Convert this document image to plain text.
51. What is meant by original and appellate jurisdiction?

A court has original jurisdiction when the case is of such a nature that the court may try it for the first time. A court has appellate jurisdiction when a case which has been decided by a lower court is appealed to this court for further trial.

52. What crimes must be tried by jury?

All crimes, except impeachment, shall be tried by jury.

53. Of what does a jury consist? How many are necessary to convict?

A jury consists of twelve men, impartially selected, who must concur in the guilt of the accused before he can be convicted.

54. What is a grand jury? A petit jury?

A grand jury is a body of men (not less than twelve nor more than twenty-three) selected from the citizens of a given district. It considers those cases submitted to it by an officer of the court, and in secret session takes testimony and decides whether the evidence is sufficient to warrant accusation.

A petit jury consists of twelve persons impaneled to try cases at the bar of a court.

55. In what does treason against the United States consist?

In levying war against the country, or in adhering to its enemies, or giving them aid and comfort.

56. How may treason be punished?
===============
### EXERCISE GOAL
Transcribe every line of the data, exactly as it stands.

### FULL RESPONSE
Convert this document image to plain text.
51. What is meant by original and appellate jurisdiction?

A court has original jurisdiction when the case is of such a nature that the court may try it for the first time. A court has appellate jurisdiction when a case which has been decided by a lower court is appealed to this court for further trial.

52. What crimes must be tried by jury?

All crimes, except impeachment, shall be tried by jury.

53. Of what does a jury consist? How many are necessary to convict?

A jury consists of twelve men, impartially selected, who must concur in the guilt of the accused before he can be convicted.

54. What is a grand jury? A petit jury?

A grand jury is a body of men (not less than twelve nor more than twenty-three) selected from the citizens of a given district. It considers those cases submitted to it by an officer of the court, and in secret session takes testimony and decides whether the evidence is sufficient to warrant accusation.

A petit jury consists of twelve persons impaneled to try cases at the bar of a court.

55. In what does treason against the United States consist?

In levying war against the country, or in adhering to its enemies, or giving them aid and comfort.

56. How may treason be punished?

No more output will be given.